▸ TASK DETAILS: What follows is a listing; give it again exactly, in its entirety.

----- ENTRIES SHOWN

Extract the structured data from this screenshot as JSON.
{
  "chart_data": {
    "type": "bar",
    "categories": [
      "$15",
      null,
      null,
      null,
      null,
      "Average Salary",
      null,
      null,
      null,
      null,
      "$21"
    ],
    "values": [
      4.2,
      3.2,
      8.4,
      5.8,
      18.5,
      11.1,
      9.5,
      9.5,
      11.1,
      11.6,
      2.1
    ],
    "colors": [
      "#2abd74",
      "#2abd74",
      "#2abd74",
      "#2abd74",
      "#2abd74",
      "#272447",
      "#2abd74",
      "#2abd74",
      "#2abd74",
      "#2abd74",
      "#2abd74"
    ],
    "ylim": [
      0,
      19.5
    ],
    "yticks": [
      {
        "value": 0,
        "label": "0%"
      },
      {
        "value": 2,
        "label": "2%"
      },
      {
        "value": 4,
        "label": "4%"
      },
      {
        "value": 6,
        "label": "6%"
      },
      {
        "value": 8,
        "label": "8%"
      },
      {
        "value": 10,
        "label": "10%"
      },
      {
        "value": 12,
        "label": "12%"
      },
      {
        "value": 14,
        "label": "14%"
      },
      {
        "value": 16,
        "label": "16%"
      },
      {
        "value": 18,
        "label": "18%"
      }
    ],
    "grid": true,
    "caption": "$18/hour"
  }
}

----------

▸ SOLUTION TO THIS TASK:
Extract the structured data from this screenshot as JSON.
{
  "chart_data": {
    "type": "bar",
    "categories": [
      "$15",
      null,
      null,
      null,
      null,
      "Average Salary",
      null,
      null,
      null,
      null,
      "$21"
    ],
    "values": [
      4.2,
      3.2,
      8.4,
      5.8,
      18.5,
      11.1,
      9.5,
      9.5,
      11.1,
      11.6,
      2.1
    ],
    "colors": [
      "#2abd74",
      "#2abd74",
      "#2abd74",
      "#2abd74",
      "#2abd74",
      "#272447",
      "#2abd74",
      "#2abd74",
      "#2abd74",
      "#2abd74",
      "#2abd74"
    ],
    "ylim": [
      0,
      19.5
    ],
    "yticks": [
      {
        "value": 0,
        "label": "0%"
      },
      {
        "value": 2,
        "label": "2%"
      },
      {
        "value": 4,
        "label": "4%"
      },
      {
        "value": 6,
        "label": "6%"
      },
      {
        "value": 8,
        "label": "8%"
      },
      {
        "value": 10,
        "label": "10%"
      },
      {
        "value": 12,
        "label": "12%"
      },
      {
        "value": 14,
        "label": "14%"
      },
      {
        "value": 16,
        "label": "16%"
      },
      {
        "value": 18,
        "label": "18%"
      }
    ],
    "grid": true,
    "caption": "$18/hour"
  }
}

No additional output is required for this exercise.